# PROMPT
Copy each of the following lines without changing anything.

-- START --

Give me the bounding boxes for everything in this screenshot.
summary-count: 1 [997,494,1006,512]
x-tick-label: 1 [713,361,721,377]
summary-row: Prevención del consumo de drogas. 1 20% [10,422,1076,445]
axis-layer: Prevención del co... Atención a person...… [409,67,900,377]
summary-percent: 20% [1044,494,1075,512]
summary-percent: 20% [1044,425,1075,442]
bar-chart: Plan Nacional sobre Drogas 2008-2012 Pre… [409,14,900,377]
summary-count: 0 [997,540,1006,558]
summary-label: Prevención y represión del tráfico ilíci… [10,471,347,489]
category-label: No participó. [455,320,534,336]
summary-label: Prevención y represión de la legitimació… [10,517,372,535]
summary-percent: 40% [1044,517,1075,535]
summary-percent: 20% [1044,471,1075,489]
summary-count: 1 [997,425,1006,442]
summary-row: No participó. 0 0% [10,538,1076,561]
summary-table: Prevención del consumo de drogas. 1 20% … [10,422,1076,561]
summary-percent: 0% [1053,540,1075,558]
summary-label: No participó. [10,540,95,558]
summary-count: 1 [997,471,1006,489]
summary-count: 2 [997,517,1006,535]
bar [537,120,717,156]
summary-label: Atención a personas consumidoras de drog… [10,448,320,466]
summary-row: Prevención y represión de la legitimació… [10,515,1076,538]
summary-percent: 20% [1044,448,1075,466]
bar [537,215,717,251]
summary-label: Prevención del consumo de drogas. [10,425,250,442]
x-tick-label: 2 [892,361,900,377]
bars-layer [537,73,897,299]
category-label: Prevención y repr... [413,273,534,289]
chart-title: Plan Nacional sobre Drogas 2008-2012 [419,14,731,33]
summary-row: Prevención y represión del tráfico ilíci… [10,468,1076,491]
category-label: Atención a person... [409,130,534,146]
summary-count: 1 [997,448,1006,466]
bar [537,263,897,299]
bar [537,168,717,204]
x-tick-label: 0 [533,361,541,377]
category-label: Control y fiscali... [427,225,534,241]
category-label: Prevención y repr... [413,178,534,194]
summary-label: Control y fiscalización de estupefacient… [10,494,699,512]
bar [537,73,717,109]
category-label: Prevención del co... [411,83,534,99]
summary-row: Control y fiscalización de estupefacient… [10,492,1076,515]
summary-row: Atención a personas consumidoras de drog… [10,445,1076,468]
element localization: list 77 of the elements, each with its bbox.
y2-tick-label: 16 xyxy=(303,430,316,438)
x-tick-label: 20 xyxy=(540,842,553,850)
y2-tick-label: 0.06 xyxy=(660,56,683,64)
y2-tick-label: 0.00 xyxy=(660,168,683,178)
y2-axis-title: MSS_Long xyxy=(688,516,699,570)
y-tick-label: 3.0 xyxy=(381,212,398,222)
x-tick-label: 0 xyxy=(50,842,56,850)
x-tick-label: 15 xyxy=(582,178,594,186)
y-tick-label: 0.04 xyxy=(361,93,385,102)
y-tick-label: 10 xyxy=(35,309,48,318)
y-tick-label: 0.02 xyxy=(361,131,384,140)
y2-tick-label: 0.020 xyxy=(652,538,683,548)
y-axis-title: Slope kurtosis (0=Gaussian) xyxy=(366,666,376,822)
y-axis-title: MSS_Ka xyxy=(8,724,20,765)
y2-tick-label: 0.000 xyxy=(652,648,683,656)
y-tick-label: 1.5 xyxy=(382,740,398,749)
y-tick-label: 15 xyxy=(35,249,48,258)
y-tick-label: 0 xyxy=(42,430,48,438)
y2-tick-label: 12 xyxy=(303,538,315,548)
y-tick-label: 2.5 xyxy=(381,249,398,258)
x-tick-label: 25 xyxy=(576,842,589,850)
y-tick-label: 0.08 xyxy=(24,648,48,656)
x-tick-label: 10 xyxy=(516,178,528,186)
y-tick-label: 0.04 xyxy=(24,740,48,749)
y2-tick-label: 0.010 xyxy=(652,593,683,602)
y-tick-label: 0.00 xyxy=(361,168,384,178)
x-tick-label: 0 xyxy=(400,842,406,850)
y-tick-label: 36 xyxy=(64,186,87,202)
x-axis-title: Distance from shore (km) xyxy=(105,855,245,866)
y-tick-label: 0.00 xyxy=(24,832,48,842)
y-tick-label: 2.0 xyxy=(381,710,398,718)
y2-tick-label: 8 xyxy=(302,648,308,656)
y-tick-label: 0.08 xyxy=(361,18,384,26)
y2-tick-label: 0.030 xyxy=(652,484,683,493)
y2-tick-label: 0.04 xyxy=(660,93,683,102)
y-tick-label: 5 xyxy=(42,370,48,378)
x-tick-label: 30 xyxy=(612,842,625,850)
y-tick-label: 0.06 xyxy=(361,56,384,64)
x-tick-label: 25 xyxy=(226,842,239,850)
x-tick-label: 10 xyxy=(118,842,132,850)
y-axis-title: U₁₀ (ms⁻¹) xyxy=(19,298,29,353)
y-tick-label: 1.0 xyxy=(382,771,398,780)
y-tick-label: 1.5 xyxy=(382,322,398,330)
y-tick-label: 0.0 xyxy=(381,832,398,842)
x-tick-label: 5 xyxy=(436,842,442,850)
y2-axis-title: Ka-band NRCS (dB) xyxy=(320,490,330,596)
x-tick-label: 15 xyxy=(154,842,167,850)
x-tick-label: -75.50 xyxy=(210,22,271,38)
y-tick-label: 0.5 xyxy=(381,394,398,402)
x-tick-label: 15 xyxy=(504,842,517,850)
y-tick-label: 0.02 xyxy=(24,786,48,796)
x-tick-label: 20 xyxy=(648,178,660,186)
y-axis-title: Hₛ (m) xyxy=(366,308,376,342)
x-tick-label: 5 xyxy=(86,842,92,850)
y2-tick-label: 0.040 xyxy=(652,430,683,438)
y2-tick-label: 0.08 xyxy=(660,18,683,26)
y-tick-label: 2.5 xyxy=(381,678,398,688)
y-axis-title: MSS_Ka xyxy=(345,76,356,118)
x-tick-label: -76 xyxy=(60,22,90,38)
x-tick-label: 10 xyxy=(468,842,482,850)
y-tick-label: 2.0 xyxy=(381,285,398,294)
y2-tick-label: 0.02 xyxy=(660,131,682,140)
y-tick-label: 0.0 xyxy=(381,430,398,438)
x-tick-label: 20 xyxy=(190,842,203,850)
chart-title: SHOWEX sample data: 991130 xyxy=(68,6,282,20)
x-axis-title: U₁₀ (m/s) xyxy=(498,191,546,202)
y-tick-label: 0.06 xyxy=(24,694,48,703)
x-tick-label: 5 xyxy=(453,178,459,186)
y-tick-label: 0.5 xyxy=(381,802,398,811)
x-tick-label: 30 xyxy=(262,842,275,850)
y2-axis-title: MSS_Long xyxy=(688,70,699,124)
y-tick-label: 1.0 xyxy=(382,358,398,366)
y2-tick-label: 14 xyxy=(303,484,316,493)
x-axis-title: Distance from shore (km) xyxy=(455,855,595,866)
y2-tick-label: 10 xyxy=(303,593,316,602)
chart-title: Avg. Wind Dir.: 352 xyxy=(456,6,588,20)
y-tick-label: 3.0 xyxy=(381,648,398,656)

-- END --

# SOLVED EXERCISE
Give me the bounding boxes for everything in this screenshot.
summary-count: 1 [997,494,1006,512]
x-tick-label: 1 [713,361,721,377]
summary-row: Prevención del consumo de drogas. 1 20% [10,422,1076,445]
axis-layer: Prevención del co... Atención a person...… [409,67,900,377]
summary-percent: 20% [1044,494,1075,512]
summary-percent: 20% [1044,425,1075,442]
bar-chart: Plan Nacional sobre Drogas 2008-2012 Pre… [409,14,900,377]
summary-count: 0 [997,540,1006,558]
summary-label: Prevención y represión del tráfico ilíci… [10,471,347,489]
category-label: No participó. [455,320,534,336]
summary-label: Prevención y represión de la legitimació… [10,517,372,535]
summary-percent: 40% [1044,517,1075,535]
summary-percent: 20% [1044,471,1075,489]
summary-count: 1 [997,425,1006,442]
summary-row: No participó. 0 0% [10,538,1076,561]
summary-table: Prevención del consumo de drogas. 1 20% … [10,422,1076,561]
summary-percent: 0% [1053,540,1075,558]
summary-label: No participó. [10,540,95,558]
summary-count: 1 [997,471,1006,489]
summary-count: 2 [997,517,1006,535]
bar [537,120,717,156]
summary-label: Atención a personas consumidoras de drog… [10,448,320,466]
summary-row: Prevención y represión de la legitimació… [10,515,1076,538]
summary-percent: 20% [1044,448,1075,466]
bar [537,215,717,251]
summary-label: Prevención del consumo de drogas. [10,425,250,442]
x-tick-label: 2 [892,361,900,377]
bars-layer [537,73,897,299]
category-label: Prevención y repr... [413,273,534,289]
chart-title: Plan Nacional sobre Drogas 2008-2012 [419,14,731,33]
summary-row: Prevención y represión del tráfico ilíci… [10,468,1076,491]
category-label: Atención a person... [409,130,534,146]
summary-count: 1 [997,448,1006,466]
bar [537,263,897,299]
bar [537,168,717,204]
x-tick-label: 0 [533,361,541,377]
category-label: Control y fiscali... [427,225,534,241]
category-label: Prevención y repr... [413,178,534,194]
summary-label: Control y fiscalización de estupefacient… [10,494,699,512]
bar [537,73,717,109]
category-label: Prevención del co... [411,83,534,99]
summary-row: Control y fiscalización de estupefacient… [10,492,1076,515]
summary-row: Atención a personas consumidoras de drog… [10,445,1076,468]
element localization: list 77 of the elements, each with its bbox.
y2-tick-label: 16 xyxy=(303,430,316,438)
x-tick-label: 20 xyxy=(540,842,553,850)
y2-tick-label: 0.06 xyxy=(660,56,683,64)
y2-tick-label: 0.00 xyxy=(660,168,683,178)
y2-axis-title: MSS_Long xyxy=(688,516,699,570)
y-tick-label: 3.0 xyxy=(381,212,398,222)
x-tick-label: 0 xyxy=(50,842,56,850)
x-tick-label: 15 xyxy=(582,178,594,186)
y-tick-label: 0.04 xyxy=(361,93,385,102)
y-tick-label: 10 xyxy=(35,309,48,318)
y-tick-label: 0.02 xyxy=(361,131,384,140)
y2-tick-label: 0.020 xyxy=(652,538,683,548)
y-axis-title: Slope kurtosis (0=Gaussian) xyxy=(366,666,376,822)
y-axis-title: MSS_Ka xyxy=(8,724,20,765)
y2-tick-label: 0.000 xyxy=(652,648,683,656)
y-tick-label: 1.5 xyxy=(382,740,398,749)
y-tick-label: 15 xyxy=(35,249,48,258)
y-tick-label: 0 xyxy=(42,430,48,438)
y2-tick-label: 12 xyxy=(303,538,315,548)
y-tick-label: 2.5 xyxy=(381,249,398,258)
x-tick-label: 25 xyxy=(576,842,589,850)
y-tick-label: 0.08 xyxy=(24,648,48,656)
x-tick-label: 10 xyxy=(516,178,528,186)
y-tick-label: 0.04 xyxy=(24,740,48,749)
y2-tick-label: 0.010 xyxy=(652,593,683,602)
y-tick-label: 0.00 xyxy=(361,168,384,178)
x-tick-label: 0 xyxy=(400,842,406,850)
y-tick-label: 36 xyxy=(64,186,87,202)
x-axis-title: Distance from shore (km) xyxy=(105,855,245,866)
y-tick-label: 0.00 xyxy=(24,832,48,842)
y-tick-label: 2.0 xyxy=(381,710,398,718)
y2-tick-label: 8 xyxy=(302,648,308,656)
y-tick-label: 0.08 xyxy=(361,18,384,26)
y2-tick-label: 0.030 xyxy=(652,484,683,493)
y2-tick-label: 0.04 xyxy=(660,93,683,102)
y-tick-label: 5 xyxy=(42,370,48,378)
x-tick-label: 30 xyxy=(612,842,625,850)
y-tick-label: 0.06 xyxy=(361,56,384,64)
x-tick-label: 25 xyxy=(226,842,239,850)
x-tick-label: 10 xyxy=(118,842,132,850)
y-axis-title: U₁₀ (ms⁻¹) xyxy=(19,298,29,353)
y-tick-label: 1.0 xyxy=(382,771,398,780)
y-tick-label: 1.5 xyxy=(382,322,398,330)
y-tick-label: 0.0 xyxy=(381,832,398,842)
x-tick-label: 5 xyxy=(436,842,442,850)
y2-axis-title: Ka-band NRCS (dB) xyxy=(320,490,330,596)
x-tick-label: 15 xyxy=(154,842,167,850)
x-tick-label: -75.50 xyxy=(210,22,271,38)
y-tick-label: 0.5 xyxy=(381,394,398,402)
x-tick-label: 15 xyxy=(504,842,517,850)
y-tick-label: 0.02 xyxy=(24,786,48,796)
x-tick-label: 20 xyxy=(648,178,660,186)
y-axis-title: Hₛ (m) xyxy=(366,308,376,342)
x-tick-label: 5 xyxy=(86,842,92,850)
y2-tick-label: 0.040 xyxy=(652,430,683,438)
y2-tick-label: 0.08 xyxy=(660,18,683,26)
y-tick-label: 2.5 xyxy=(381,678,398,688)
y-axis-title: MSS_Ka xyxy=(345,76,356,118)
x-tick-label: -76 xyxy=(60,22,90,38)
x-tick-label: 10 xyxy=(468,842,482,850)
y-tick-label: 2.0 xyxy=(381,285,398,294)
y2-tick-label: 0.02 xyxy=(660,131,682,140)
y-tick-label: 0.0 xyxy=(381,430,398,438)
x-tick-label: 20 xyxy=(190,842,203,850)
chart-title: SHOWEX sample data: 991130 xyxy=(68,6,282,20)
x-axis-title: U₁₀ (m/s) xyxy=(498,191,546,202)
y-tick-label: 0.06 xyxy=(24,694,48,703)
x-tick-label: 5 xyxy=(453,178,459,186)
y-tick-label: 0.5 xyxy=(381,802,398,811)
x-tick-label: 30 xyxy=(262,842,275,850)
y2-axis-title: MSS_Long xyxy=(688,70,699,124)
y-tick-label: 1.0 xyxy=(382,358,398,366)
y2-tick-label: 14 xyxy=(303,484,316,493)
x-axis-title: Distance from shore (km) xyxy=(455,855,595,866)
y2-tick-label: 10 xyxy=(303,593,316,602)
chart-title: Avg. Wind Dir.: 352 xyxy=(456,6,588,20)
y-tick-label: 3.0 xyxy=(381,648,398,656)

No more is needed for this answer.